Stored dataset items

++++++++++

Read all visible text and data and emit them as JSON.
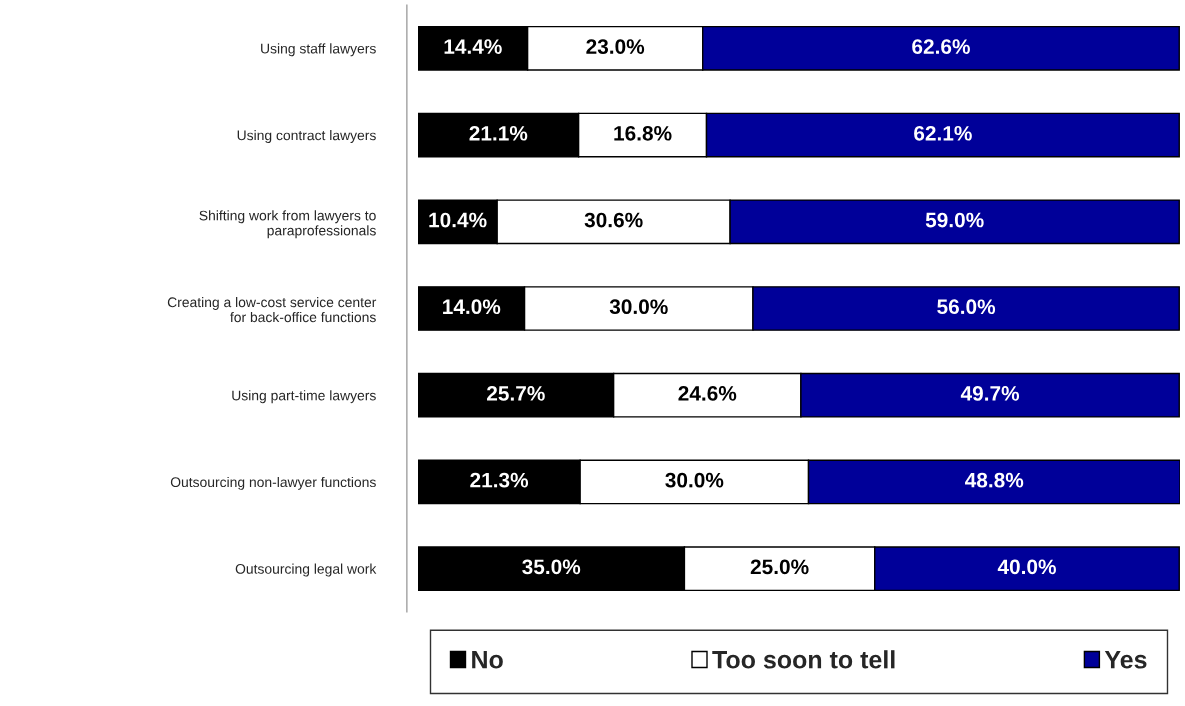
{
  "chart_data": {
    "type": "bar",
    "orientation": "horizontal",
    "stacked": true,
    "legend": "bottom",
    "tick_labels": "y",
    "grid": false,
    "categories": [
      "Using staff lawyers",
      "Using contract lawyers",
      "Shifting work from lawyers to\nparaprofessionals",
      "Creating a low-cost service center\nfor back-office functions",
      "Using part-time lawyers",
      "Outsourcing non-lawyer functions",
      "Outsourcing legal work"
    ],
    "series": [
      {
        "name": "No",
        "color": "#000000",
        "values": [
          14.4,
          21.1,
          10.4,
          14.0,
          25.7,
          21.3,
          35.0
        ],
        "value_labels": [
          "14.4%",
          "21.1%",
          "10.4%",
          "14.0%",
          "25.7%",
          "21.3%",
          "35.0%"
        ]
      },
      {
        "name": "Too soon to tell",
        "color": "#ffffff",
        "values": [
          23.0,
          16.8,
          30.6,
          30.0,
          24.6,
          30.0,
          25.0
        ],
        "value_labels": [
          "23.0%",
          "16.8%",
          "30.6%",
          "30.0%",
          "24.6%",
          "30.0%",
          "25.0%"
        ]
      },
      {
        "name": "Yes",
        "color": "#000099",
        "values": [
          62.6,
          62.1,
          59.0,
          56.0,
          49.7,
          48.8,
          40.0
        ],
        "value_labels": [
          "62.6%",
          "62.1%",
          "59.0%",
          "56.0%",
          "49.7%",
          "48.8%",
          "40.0%"
        ]
      }
    ]
  }
}
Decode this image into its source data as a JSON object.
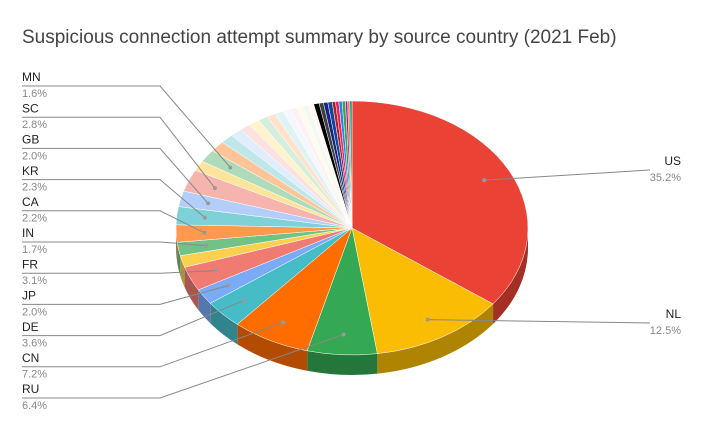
{
  "chart_data": {
    "type": "pie3d",
    "title": "Suspicious connection attempt summary by source country (2021 Feb)",
    "categories": [
      "US",
      "NL",
      "RU",
      "CN",
      "DE",
      "JP",
      "FR",
      null,
      "IN",
      "CA",
      "KR",
      "GB",
      "SC",
      null,
      "MN",
      null,
      null,
      null,
      null,
      null,
      null,
      null,
      null,
      null,
      null,
      null,
      null,
      null,
      null,
      null,
      null,
      null,
      null,
      null,
      null,
      null,
      null,
      null,
      null
    ],
    "values": [
      35.2,
      12.5,
      6.4,
      7.2,
      3.6,
      2.0,
      3.1,
      1.5,
      1.7,
      2.2,
      2.3,
      2.0,
      2.8,
      1.3,
      1.6,
      1.4,
      1.2,
      1.1,
      1.0,
      1.0,
      0.9,
      0.8,
      0.8,
      0.7,
      0.6,
      0.6,
      0.5,
      0.5,
      0.5,
      0.4,
      0.4,
      0.4,
      0.3,
      0.3,
      0.3,
      0.3,
      0.2,
      0.2,
      0.2
    ],
    "value_labels": [
      "35.2%",
      "12.5%",
      "6.4%",
      "7.2%",
      "3.6%",
      "2.0%",
      "3.1%",
      null,
      "1.7%",
      "2.2%",
      "2.3%",
      "2.0%",
      "2.8%",
      null,
      "1.6%",
      null,
      null,
      null,
      null,
      null,
      null,
      null,
      null,
      null,
      null,
      null,
      null,
      null,
      null,
      null,
      null,
      null,
      null,
      null,
      null,
      null,
      null,
      null,
      null
    ],
    "colors": [
      "#ea4335",
      "#fbbc04",
      "#34a853",
      "#ff6d01",
      "#46bdc6",
      "#7baaf7",
      "#f07b72",
      "#fcd04f",
      "#71c287",
      "#ff994d",
      "#7ed1d7",
      "#b3cefb",
      "#f7b4ae",
      "#fde49b",
      "#aedcba",
      "#ffc599",
      "#bee7ea",
      "#e1ecfd",
      "#fbe1df",
      "#fef3cd",
      "#d6eedc",
      "#ffe2cc",
      "#dff3f4",
      "#f4f8fe",
      "#fdf2f1",
      "#fffaed",
      "#f0f9f2",
      "#fff7f0",
      "#000000",
      "#3c4043",
      "#1a237e",
      "#0d47a1",
      "#b71c1c",
      "#e91e63",
      "#1e88e5",
      "#43a047",
      "#8e24aa",
      "#ff7043",
      "#009688"
    ]
  }
}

++++++++++

Copy down every line of the material above that includes the string "name".

        "name": "No",
        "name": "Too soon to tell",
        "name": "Yes",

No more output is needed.